Start GIVEN INFORMATION

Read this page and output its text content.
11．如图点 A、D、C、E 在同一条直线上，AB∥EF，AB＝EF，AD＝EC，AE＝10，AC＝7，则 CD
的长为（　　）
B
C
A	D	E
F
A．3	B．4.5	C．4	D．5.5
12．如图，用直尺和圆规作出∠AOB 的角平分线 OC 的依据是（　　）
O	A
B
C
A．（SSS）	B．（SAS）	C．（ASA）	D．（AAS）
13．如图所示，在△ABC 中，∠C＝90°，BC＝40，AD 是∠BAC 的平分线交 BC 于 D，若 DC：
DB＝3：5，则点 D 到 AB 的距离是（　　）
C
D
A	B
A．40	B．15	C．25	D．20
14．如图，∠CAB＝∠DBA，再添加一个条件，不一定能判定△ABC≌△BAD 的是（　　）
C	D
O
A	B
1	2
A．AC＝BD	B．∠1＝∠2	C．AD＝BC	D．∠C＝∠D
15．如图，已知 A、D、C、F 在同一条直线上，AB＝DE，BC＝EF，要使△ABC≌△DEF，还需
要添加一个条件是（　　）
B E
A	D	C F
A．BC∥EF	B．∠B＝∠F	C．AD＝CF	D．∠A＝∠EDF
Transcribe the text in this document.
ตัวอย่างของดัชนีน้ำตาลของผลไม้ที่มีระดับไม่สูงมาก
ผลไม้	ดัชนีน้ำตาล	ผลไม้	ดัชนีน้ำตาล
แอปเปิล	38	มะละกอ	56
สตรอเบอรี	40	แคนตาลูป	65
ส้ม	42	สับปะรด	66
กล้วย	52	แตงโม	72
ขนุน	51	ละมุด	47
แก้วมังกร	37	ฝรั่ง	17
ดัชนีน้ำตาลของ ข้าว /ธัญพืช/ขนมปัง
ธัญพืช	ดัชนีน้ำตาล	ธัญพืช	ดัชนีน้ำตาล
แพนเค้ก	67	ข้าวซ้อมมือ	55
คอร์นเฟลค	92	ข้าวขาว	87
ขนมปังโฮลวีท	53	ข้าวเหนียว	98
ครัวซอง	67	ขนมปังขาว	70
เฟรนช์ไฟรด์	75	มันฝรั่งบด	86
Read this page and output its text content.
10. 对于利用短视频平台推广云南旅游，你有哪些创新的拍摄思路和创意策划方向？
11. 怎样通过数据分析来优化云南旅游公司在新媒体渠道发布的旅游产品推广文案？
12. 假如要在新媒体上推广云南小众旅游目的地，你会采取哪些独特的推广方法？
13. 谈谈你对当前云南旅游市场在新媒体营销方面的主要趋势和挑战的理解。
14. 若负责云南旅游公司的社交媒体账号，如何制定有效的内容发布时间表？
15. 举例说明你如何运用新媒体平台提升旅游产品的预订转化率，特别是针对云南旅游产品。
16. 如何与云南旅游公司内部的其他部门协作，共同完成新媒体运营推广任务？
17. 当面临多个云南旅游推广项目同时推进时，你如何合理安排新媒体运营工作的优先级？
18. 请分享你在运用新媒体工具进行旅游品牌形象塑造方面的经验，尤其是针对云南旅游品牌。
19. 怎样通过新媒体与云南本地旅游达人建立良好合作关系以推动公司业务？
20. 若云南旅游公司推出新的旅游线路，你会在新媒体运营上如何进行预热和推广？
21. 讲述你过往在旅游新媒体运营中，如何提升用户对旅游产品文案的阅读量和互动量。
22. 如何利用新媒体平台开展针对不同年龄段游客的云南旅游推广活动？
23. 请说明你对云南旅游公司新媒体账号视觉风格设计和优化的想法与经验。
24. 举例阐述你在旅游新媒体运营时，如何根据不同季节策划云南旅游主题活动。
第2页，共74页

End GIVEN INFORMATION

# PROBLEM DETAILS
Reproduce each record exactly as it appears.

# EXPECTED OUTPUT
Read this page and output its text content.
11．如图点 A、D、C、E 在同一条直线上，AB∥EF，AB＝EF，AD＝EC，AE＝10，AC＝7，则 CD
的长为（　　）
B
C
A	D	E
F
A．3	B．4.5	C．4	D．5.5
12．如图，用直尺和圆规作出∠AOB 的角平分线 OC 的依据是（　　）
O	A
B
C
A．（SSS）	B．（SAS）	C．（ASA）	D．（AAS）
13．如图所示，在△ABC 中，∠C＝90°，BC＝40，AD 是∠BAC 的平分线交 BC 于 D，若 DC：
DB＝3：5，则点 D 到 AB 的距离是（　　）
C
D
A	B
A．40	B．15	C．25	D．20
14．如图，∠CAB＝∠DBA，再添加一个条件，不一定能判定△ABC≌△BAD 的是（　　）
C	D
O
A	B
1	2
A．AC＝BD	B．∠1＝∠2	C．AD＝BC	D．∠C＝∠D
15．如图，已知 A、D、C、F 在同一条直线上，AB＝DE，BC＝EF，要使△ABC≌△DEF，还需
要添加一个条件是（　　）
B E
A	D	C F
A．BC∥EF	B．∠B＝∠F	C．AD＝CF	D．∠A＝∠EDF
Transcribe the text in this document.
ตัวอย่างของดัชนีน้ำตาลของผลไม้ที่มีระดับไม่สูงมาก
ผลไม้	ดัชนีน้ำตาล	ผลไม้	ดัชนีน้ำตาล
แอปเปิล	38	มะละกอ	56
สตรอเบอรี	40	แคนตาลูป	65
ส้ม	42	สับปะรด	66
กล้วย	52	แตงโม	72
ขนุน	51	ละมุด	47
แก้วมังกร	37	ฝรั่ง	17
ดัชนีน้ำตาลของ ข้าว /ธัญพืช/ขนมปัง
ธัญพืช	ดัชนีน้ำตาล	ธัญพืช	ดัชนีน้ำตาล
แพนเค้ก	67	ข้าวซ้อมมือ	55
คอร์นเฟลค	92	ข้าวขาว	87
ขนมปังโฮลวีท	53	ข้าวเหนียว	98
ครัวซอง	67	ขนมปังขาว	70
เฟรนช์ไฟรด์	75	มันฝรั่งบด	86
Read this page and output its text content.
10. 对于利用短视频平台推广云南旅游，你有哪些创新的拍摄思路和创意策划方向？
11. 怎样通过数据分析来优化云南旅游公司在新媒体渠道发布的旅游产品推广文案？
12. 假如要在新媒体上推广云南小众旅游目的地，你会采取哪些独特的推广方法？
13. 谈谈你对当前云南旅游市场在新媒体营销方面的主要趋势和挑战的理解。
14. 若负责云南旅游公司的社交媒体账号，如何制定有效的内容发布时间表？
15. 举例说明你如何运用新媒体平台提升旅游产品的预订转化率，特别是针对云南旅游产品。
16. 如何与云南旅游公司内部的其他部门协作，共同完成新媒体运营推广任务？
17. 当面临多个云南旅游推广项目同时推进时，你如何合理安排新媒体运营工作的优先级？
18. 请分享你在运用新媒体工具进行旅游品牌形象塑造方面的经验，尤其是针对云南旅游品牌。
19. 怎样通过新媒体与云南本地旅游达人建立良好合作关系以推动公司业务？
20. 若云南旅游公司推出新的旅游线路，你会在新媒体运营上如何进行预热和推广？
21. 讲述你过往在旅游新媒体运营中，如何提升用户对旅游产品文案的阅读量和互动量。
22. 如何利用新媒体平台开展针对不同年龄段游客的云南旅游推广活动？
23. 请说明你对云南旅游公司新媒体账号视觉风格设计和优化的想法与经验。
24. 举例阐述你在旅游新媒体运营时，如何根据不同季节策划云南旅游主题活动。
第2页，共74页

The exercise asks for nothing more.